● To be done
Below are records to transcribe exactly, without their pictures.

Saved entries

---

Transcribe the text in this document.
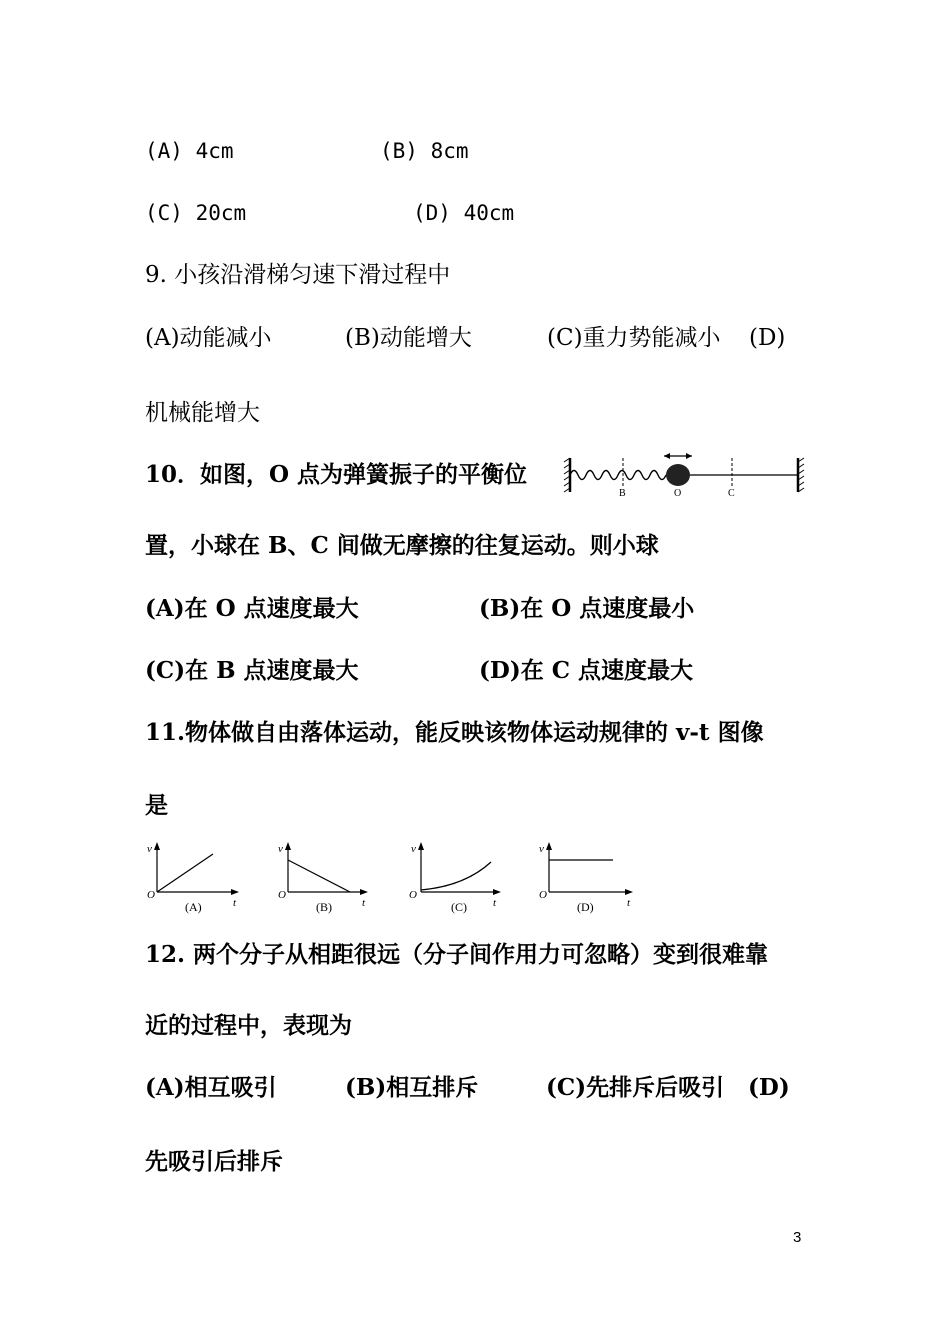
(A) 4cm	(B) 8cm
(C) 20cm	(D) 40cm
9. 小孩沿滑梯匀速下滑过程中
(A)动能减小	(B)动能增大	(C)重力势能减小 (D)
机械能增大
10．如图，O 点为弹簧振子的平衡位
B	O	C
置，小球在 B、C 间做无摩擦的往复运动。则小球
(A)在 O 点速度最大	(B)在 O 点速度最小
(C)在 B 点速度最大	(D)在 C 点速度最大
11.物体做自由落体运动，能反映该物体运动规律的 v-t 图像
是
v
t
O
(A)
v
t
O
(B)
v
t
O
(C)
v
t
O
(D)
12. 两个分子从相距很远（分子间作用力可忽略）变到很难靠
近的过程中，表现为
(A)相互吸引	(B)相互排斥	(C)先排斥后吸引 (D)
先吸引后排斥
3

---

● Solution for this task
Transcribe the text in this document.
(A) 4cm	(B) 8cm
(C) 20cm	(D) 40cm
9. 小孩沿滑梯匀速下滑过程中
(A)动能减小	(B)动能增大	(C)重力势能减小 (D)
机械能增大
10．如图，O 点为弹簧振子的平衡位
B	O	C
置，小球在 B、C 间做无摩擦的往复运动。则小球
(A)在 O 点速度最大	(B)在 O 点速度最小
(C)在 B 点速度最大	(D)在 C 点速度最大
11.物体做自由落体运动，能反映该物体运动规律的 v-t 图像
是
v
t
O
(A)
v
t
O
(B)
v
t
O
(C)
v
t
O
(D)
12. 两个分子从相距很远（分子间作用力可忽略）变到很难靠
近的过程中，表现为
(A)相互吸引	(B)相互排斥	(C)先排斥后吸引 (D)
先吸引后排斥
3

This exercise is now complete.